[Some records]
-------

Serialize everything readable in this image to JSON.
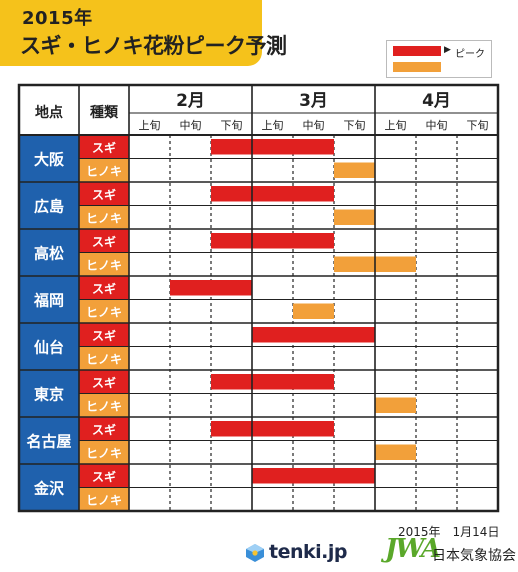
{
  "title": {
    "year": "2015年",
    "main": "スギ・ヒノキ花粉ピーク予測"
  },
  "legend": {
    "label": "ピーク",
    "arrow": "▶"
  },
  "colors": {
    "sugi": "#e0201f",
    "hinoki": "#f2a03a",
    "location_bg": "#1f61ad",
    "header_bg": "#ffffff",
    "title_bg": "#f5c21b"
  },
  "chart_data": {
    "type": "table",
    "headers": {
      "location": "地点",
      "type": "種類"
    },
    "months": [
      "2月",
      "3月",
      "4月"
    ],
    "periods": [
      "上旬",
      "中旬",
      "下旬"
    ],
    "types": [
      "スギ",
      "ヒノキ"
    ],
    "locations": [
      {
        "name": "大阪",
        "sugi": [
          3,
          5
        ],
        "hinoki": [
          6,
          6
        ]
      },
      {
        "name": "広島",
        "sugi": [
          3,
          5
        ],
        "hinoki": [
          6,
          6
        ]
      },
      {
        "name": "高松",
        "sugi": [
          3,
          5
        ],
        "hinoki": [
          6,
          7
        ]
      },
      {
        "name": "福岡",
        "sugi": [
          2,
          3
        ],
        "hinoki": [
          5,
          5
        ]
      },
      {
        "name": "仙台",
        "sugi": [
          4,
          6
        ],
        "hinoki": null
      },
      {
        "name": "東京",
        "sugi": [
          3,
          5
        ],
        "hinoki": [
          7,
          7
        ]
      },
      {
        "name": "名古屋",
        "sugi": [
          3,
          5
        ],
        "hinoki": [
          7,
          7
        ]
      },
      {
        "name": "金沢",
        "sugi": [
          4,
          6
        ],
        "hinoki": null
      }
    ]
  },
  "footer": {
    "date": "2015年　1月14日",
    "tenki": "tenki.jp",
    "jwa": "JWA",
    "org": "日本気象協会"
  }
}
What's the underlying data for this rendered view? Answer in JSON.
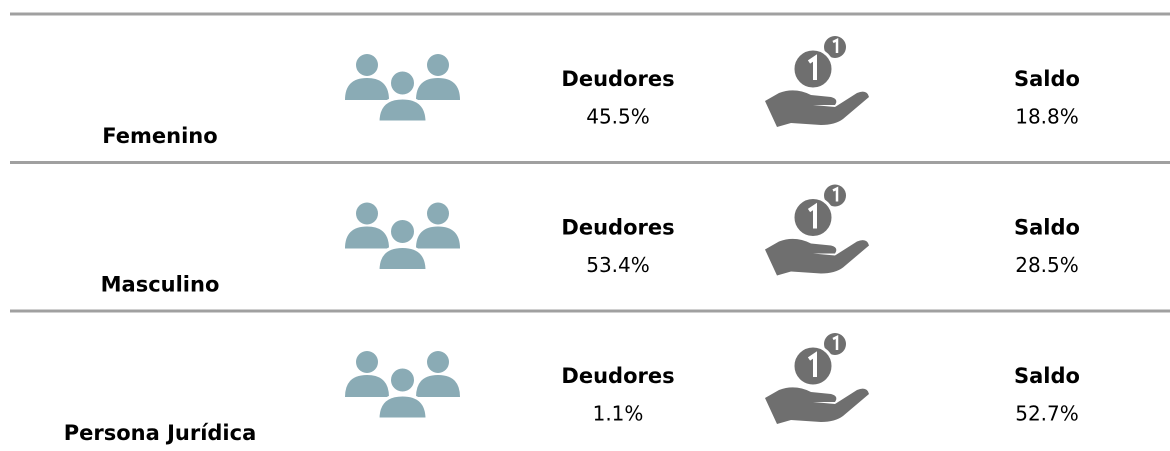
{
  "rows": [
    {
      "label": "Femenino",
      "deudores_label": "Deudores",
      "deudores_value": "45.5%",
      "saldo_label": "Saldo",
      "saldo_value": "18.8%"
    },
    {
      "label": "Masculino",
      "deudores_label": "Deudores",
      "deudores_value": "53.4%",
      "saldo_label": "Saldo",
      "saldo_value": "28.5%"
    },
    {
      "label": "Persona Jurídica",
      "deudores_label": "Deudores",
      "deudores_value": "1.1%",
      "saldo_label": "Saldo",
      "saldo_value": "52.7%"
    }
  ]
}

-------

Each entry should be repeated exactly as it appears; the pictures stay out.

*Answer to the task:*
Serialize everything readable in this image to JSON.
{
  "title": {
    "year": "2015年",
    "main": "スギ・ヒノキ花粉ピーク予測"
  },
  "legend": {
    "label": "ピーク",
    "arrow": "▶"
  },
  "colors": {
    "sugi": "#e0201f",
    "hinoki": "#f2a03a",
    "location_bg": "#1f61ad",
    "header_bg": "#ffffff",
    "title_bg": "#f5c21b"
  },
  "chart_data": {
    "type": "table",
    "headers": {
      "location": "地点",
      "type": "種類"
    },
    "months": [
      "2月",
      "3月",
      "4月"
    ],
    "periods": [
      "上旬",
      "中旬",
      "下旬"
    ],
    "types": [
      "スギ",
      "ヒノキ"
    ],
    "locations": [
      {
        "name": "大阪",
        "sugi": [
          3,
          5
        ],
        "hinoki": [
          6,
          6
        ]
      },
      {
        "name": "広島",
        "sugi": [
          3,
          5
        ],
        "hinoki": [
          6,
          6
        ]
      },
      {
        "name": "高松",
        "sugi": [
          3,
          5
        ],
        "hinoki": [
          6,
          7
        ]
      },
      {
        "name": "福岡",
        "sugi": [
          2,
          3
        ],
        "hinoki": [
          5,
          5
        ]
      },
      {
        "name": "仙台",
        "sugi": [
          4,
          6
        ],
        "hinoki": null
      },
      {
        "name": "東京",
        "sugi": [
          3,
          5
        ],
        "hinoki": [
          7,
          7
        ]
      },
      {
        "name": "名古屋",
        "sugi": [
          3,
          5
        ],
        "hinoki": [
          7,
          7
        ]
      },
      {
        "name": "金沢",
        "sugi": [
          4,
          6
        ],
        "hinoki": null
      }
    ]
  },
  "footer": {
    "date": "2015年　1月14日",
    "tenki": "tenki.jp",
    "jwa": "JWA",
    "org": "日本気象協会"
  }
}
What's the underlying data for this rendered view? Answer in JSON.
{
  "rows": [
    {
      "label": "Femenino",
      "deudores_label": "Deudores",
      "deudores_value": "45.5%",
      "saldo_label": "Saldo",
      "saldo_value": "18.8%"
    },
    {
      "label": "Masculino",
      "deudores_label": "Deudores",
      "deudores_value": "53.4%",
      "saldo_label": "Saldo",
      "saldo_value": "28.5%"
    },
    {
      "label": "Persona Jurídica",
      "deudores_label": "Deudores",
      "deudores_value": "1.1%",
      "saldo_label": "Saldo",
      "saldo_value": "52.7%"
    }
  ]
}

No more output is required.